Running Virtual Instances¶
It may be advantageous to run multiple separate PowerDNS installations on a single host, for example to make sure that different customers cannot affect each others zones. PowerDNS fully supports running multiple instances on one host.
To generate additional PowerDNS instances, create a pdns-NAME.conf
in your configuration directory (usually /etc/powerdns), where
NAME is the name of your virtual configuration.
Following one of the following instructions, PowerDNS will read its
configuration from the pdns-NAME.conf instead of pdns.conf.
Starting virtual instances with Sysv init-scripts¶
Symlink the init.d script pdns to pdns-NAME, where NAME is
the name of your virtual configuration.
Warning
NAME must not contain a ‘-’ as this will confuse the script.
Internally, the init script calls the binary with the
config-name option set to name,
setting in motion the loading of separate configuration files.

[DATASET EXCERPT]
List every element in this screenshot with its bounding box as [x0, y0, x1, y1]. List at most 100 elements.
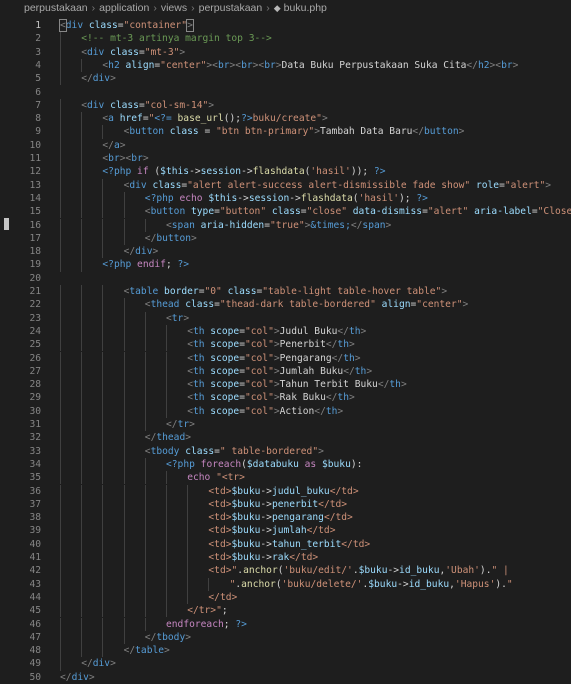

[PROBLEMS AND TASKS]
• 1. Output the passage on running virtual instances word for word, beginning at the words "Running Virtual Instances¶" and stopping after "is the name of your virtual configuration.".
• 2. In the passage on running virtual instances, what character must NAME not contain when the Sysv init-scripts are used?
• 3. Rewrite the paragraph of the passage on running virtual instances that begins "It may be advantageous" in a shorter form, keeping its main facts.

[COMPLETED EXERCISE]
• 1.
Running Virtual Instances¶
It may be advantageous to run multiple separate PowerDNS installations on a single host, for example to make sure that different customers cannot affect each others zones. PowerDNS fully supports running multiple instances on one host.
To generate additional PowerDNS instances, create a pdns-NAME.conf
in your configuration directory (usually /etc/powerdns), where
NAME is the name of your virtual configuration.

• 2. NAME must not contain a ‘-’.

• 3. PowerDNS fully supports running multiple separate instances on one host, which can keep different customers from affecting each other's zones.